(Text to read)
===============
Professor of Politics at Queen’s University Belfast Beverley Milton-Edwards and Reuters journalist Stephen Farrell return to their 2010 study of the Islamist rulers of Gaza in Hamas: The Quest for Power, effectively an update of their earlier book. Though the new edition does at times appear to be a rushed job in response to current events (there are many avoidable repetitions between older and newer passages), the work is a thorough examination of Hamas and how it has managed to weather a succession of Israeli assassinations of its leaders and Western sanctions to maintain a high level of legitimacy among Palestinians in spite of its hardline ideology.
The book relies on a wealth of interviews with key figures in Palestinian society, inside and outside Hamas, and offers an invaluable insight into the perspective of the movement, which rose to power partly through ruthlessness and intimidation but also by successfully casting itself as a foil to the corruption of its rival, Fatah.
One of the most notable secrets of Hamas’s success is it having been a long-standing beneficiary of Israel’s indulgence, which goes back to the group’s prehistory as al-Mujamma’ al-Islami, an affiliate of the Muslim Brotherhood established in Gaza in 1973 by Sheikh Ahmed Yassin, who would found Hamas 14 years later. Fatah activists accused Israel of turning a blind eye to the thuggish actions of al-Mujamma in Gaza in the 1970s, which included attacking news stands, burning down cinemas and threatening women who refused to wear the hijab in an ultimately successful effort to roll back the social liberalisation that occurred during the 19 years of Egyptian occupation.
Israel would also ignore the millions flowing into Hamas’s coffers from abroad in the early years of the group’s existence, the clear purpose being to provide a counterbalance to the PLO. After the Oslo Accords, Hamas embarked on a decade-long campaign of deadly suicide bombings in Israel, yet the rhetoric of successive Israeli administrations was focused on the PLO, which it viewed as the real threat, even as it was assassinating Hamas leaders, such as Salam Shedade in 2002 and Sheikh Yassin two years later. This is a habit that Israel has found hard to kick, with Netanyahu in recent years allowing Hamas to receive payments via Qatar, even as the rulers of Gaza firmly became the Jewish state’s bête noire.
This effort on Israel’s part to manage the conflict has been a resounding failure, as the catastrophe of October 7th showed. Hamas, despite the battering it has taken in successive wars and assassinations, shows no signs of being eradicated, as Netanyahu publicly fantasises. It is only likely to gain more willing volunteers embittered at Israel’s pummelling of Gaza. Certainly the prospect of Hamas coming to power in the Palestinian territories is a grim one, for Palestinians above all, but the group, or at least its members, are going to necessarily be part of any eventual settlement, even if that will require major concessions on its own part too.
[ Can outsiders keep the peace in post-conflict Israel and Palestine?Opens in new window ]
“Palestine fatigue” is something the Israeli writer Michael A Horowitz, in Hope and Despair: Israel’s Future in the New Middle East, says drove the rapprochement between Israel and the Gulf states that resulted in the 2021 Abraham Accords with Morocco, the United Arab Emirates and Bahrain, with Saudi Arabia lined up next. But while the Palestine issue might have engendered fatigue among the Gulf elites, that certainly was not the case in the so-called Arab Street, and Horowitz says even an autocracy such as Saudi Arabia has become a lot more hesitant in its thaw towards Israel. Its planned normalisation of relations has been put on hold since the start of the war in Gaza.
===============
(Provided information)
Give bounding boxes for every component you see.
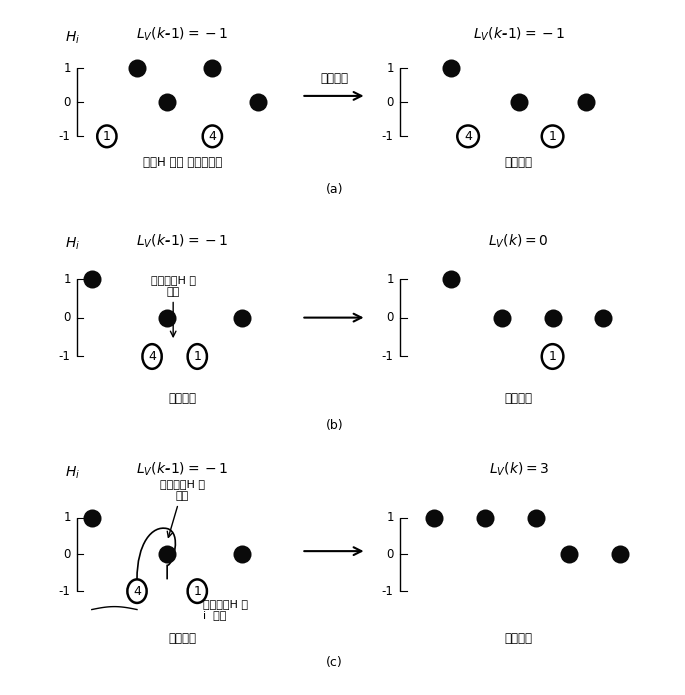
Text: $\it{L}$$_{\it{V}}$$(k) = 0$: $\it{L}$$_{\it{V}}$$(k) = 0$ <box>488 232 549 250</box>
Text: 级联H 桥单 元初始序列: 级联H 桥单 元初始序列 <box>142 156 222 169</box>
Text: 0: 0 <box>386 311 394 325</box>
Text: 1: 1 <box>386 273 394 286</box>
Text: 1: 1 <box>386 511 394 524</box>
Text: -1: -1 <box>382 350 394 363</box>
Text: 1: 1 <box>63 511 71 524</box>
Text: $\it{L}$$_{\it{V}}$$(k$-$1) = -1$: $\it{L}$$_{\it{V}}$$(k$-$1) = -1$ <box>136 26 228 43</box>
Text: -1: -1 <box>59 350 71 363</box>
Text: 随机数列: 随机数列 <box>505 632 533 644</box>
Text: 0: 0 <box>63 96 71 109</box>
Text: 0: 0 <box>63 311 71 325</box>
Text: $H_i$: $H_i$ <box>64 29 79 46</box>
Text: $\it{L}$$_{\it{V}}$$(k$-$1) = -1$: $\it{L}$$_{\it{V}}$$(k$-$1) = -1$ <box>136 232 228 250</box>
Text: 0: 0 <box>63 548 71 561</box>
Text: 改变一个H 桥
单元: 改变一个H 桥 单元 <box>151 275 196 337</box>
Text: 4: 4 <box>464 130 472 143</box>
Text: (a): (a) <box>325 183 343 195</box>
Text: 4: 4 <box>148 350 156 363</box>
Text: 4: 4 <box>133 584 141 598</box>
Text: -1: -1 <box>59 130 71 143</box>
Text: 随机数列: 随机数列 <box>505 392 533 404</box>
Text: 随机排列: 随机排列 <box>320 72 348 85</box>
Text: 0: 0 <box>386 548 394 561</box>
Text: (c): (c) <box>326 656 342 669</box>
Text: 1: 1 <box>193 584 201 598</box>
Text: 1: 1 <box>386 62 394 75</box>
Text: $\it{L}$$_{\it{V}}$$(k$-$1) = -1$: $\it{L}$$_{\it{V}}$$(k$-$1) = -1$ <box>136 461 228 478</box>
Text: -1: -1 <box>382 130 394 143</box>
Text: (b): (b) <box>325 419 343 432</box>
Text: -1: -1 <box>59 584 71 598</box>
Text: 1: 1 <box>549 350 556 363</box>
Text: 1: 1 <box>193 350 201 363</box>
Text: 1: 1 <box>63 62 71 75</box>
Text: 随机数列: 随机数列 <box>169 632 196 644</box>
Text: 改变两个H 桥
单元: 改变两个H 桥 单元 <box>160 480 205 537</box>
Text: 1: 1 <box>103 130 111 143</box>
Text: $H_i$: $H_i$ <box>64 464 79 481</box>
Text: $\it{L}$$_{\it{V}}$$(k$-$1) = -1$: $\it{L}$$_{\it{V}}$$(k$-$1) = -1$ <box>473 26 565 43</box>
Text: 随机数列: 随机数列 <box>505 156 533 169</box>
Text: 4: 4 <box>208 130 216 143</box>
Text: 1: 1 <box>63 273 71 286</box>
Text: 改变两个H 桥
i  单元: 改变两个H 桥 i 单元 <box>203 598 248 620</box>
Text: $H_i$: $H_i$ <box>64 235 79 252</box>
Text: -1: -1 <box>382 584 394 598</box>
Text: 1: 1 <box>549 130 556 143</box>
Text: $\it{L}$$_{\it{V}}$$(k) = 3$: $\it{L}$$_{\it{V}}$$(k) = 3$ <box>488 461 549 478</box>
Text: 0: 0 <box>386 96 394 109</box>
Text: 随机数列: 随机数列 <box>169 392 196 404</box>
===============
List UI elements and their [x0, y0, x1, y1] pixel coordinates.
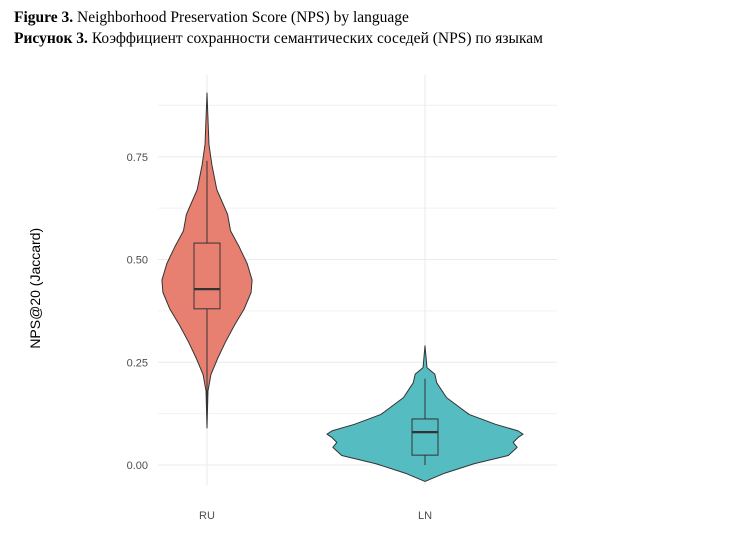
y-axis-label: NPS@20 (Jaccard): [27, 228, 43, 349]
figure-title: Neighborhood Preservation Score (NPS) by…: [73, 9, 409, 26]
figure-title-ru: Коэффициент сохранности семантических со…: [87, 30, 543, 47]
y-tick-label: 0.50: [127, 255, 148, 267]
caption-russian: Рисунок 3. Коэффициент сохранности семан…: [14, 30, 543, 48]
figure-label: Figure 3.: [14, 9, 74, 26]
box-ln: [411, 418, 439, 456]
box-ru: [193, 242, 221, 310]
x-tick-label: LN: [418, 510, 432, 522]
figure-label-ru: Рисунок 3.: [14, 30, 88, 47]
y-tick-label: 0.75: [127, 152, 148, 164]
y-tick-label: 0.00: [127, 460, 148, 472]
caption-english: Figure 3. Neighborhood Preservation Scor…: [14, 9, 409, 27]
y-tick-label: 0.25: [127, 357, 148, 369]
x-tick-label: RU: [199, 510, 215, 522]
===============
(Work to be completed) According to the book review on Hamas, in what year did Sheikh Ahmed Yassin establish al-Mujamma' al-Islami in Gaza?

(Complete answer) 1973